**Request**
Locate the string "much" throughout the material and copy every line in which it occurs.

[begin Supplied entries]

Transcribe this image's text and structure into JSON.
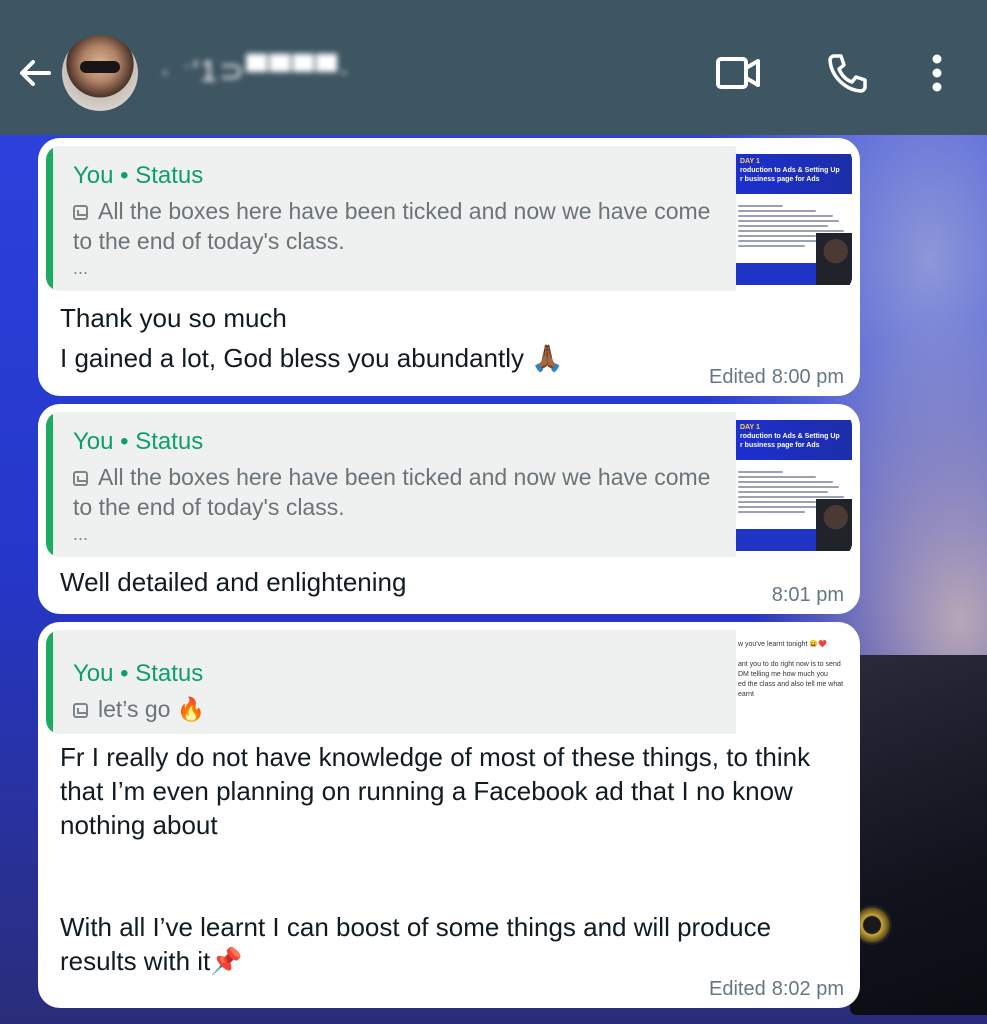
{
  "header": {
    "contact_name": "·  ˑ′1⊃▀▀▀▀·",
    "back_icon": "back-arrow-icon",
    "video_icon": "video-call-icon",
    "call_icon": "phone-icon",
    "menu_icon": "more-vert-icon",
    "bg_color": "#3e5562"
  },
  "messages": [
    {
      "quote_author": "You • Status",
      "quote_text": "All the boxes here have been ticked and now we have come to the end of today's class.",
      "quote_more": "...",
      "thumb_title": "DAY 1",
      "thumb_subtitle": "roduction to Ads & Setting Up\nr business page for Ads",
      "text": "Thank you so much\nI gained a lot, God bless you abundantly 🙏🏾",
      "edited": "Edited",
      "time": "8:00 pm"
    },
    {
      "quote_author": "You • Status",
      "quote_text": "All the boxes here have been ticked and now we have come to the end of today's class.",
      "quote_more": "...",
      "thumb_title": "DAY 1",
      "thumb_subtitle": "roduction to Ads & Setting Up\nr business page for Ads",
      "text": "Well detailed and enlightening",
      "time": "8:01 pm"
    },
    {
      "quote_author": "You • Status",
      "quote_text": "let’s go 🔥",
      "thumb_text": "w you've learnt tonight 😀❤️\n\nant you to do right now is to send\n DM telling me how much you\ned the class and also tell me what\nearnt",
      "text": "Fr I really do not have knowledge of most of these things, to think that I’m even planning on running a Facebook ad that I no know nothing about\n\n\nWith all I’ve learnt I can boost of some things and will produce results with it📌",
      "edited": "Edited",
      "time": "8:02 pm"
    }
  ],
  "colors": {
    "quote_author": "#0d9e6e",
    "quote_bar": "#1daa61",
    "bubble": "#ffffff",
    "meta": "#667781"
  }
}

[end Supplied entries]

**Task solution**
      "text": "Thank you so much\nI gained a lot, God bless you abundantly 🙏🏾",
      "thumb_text": "w you've learnt tonight 😀❤️\n\nant you to do right now is to send\n DM telling me how much you\ned the class and also tell me what\nearnt",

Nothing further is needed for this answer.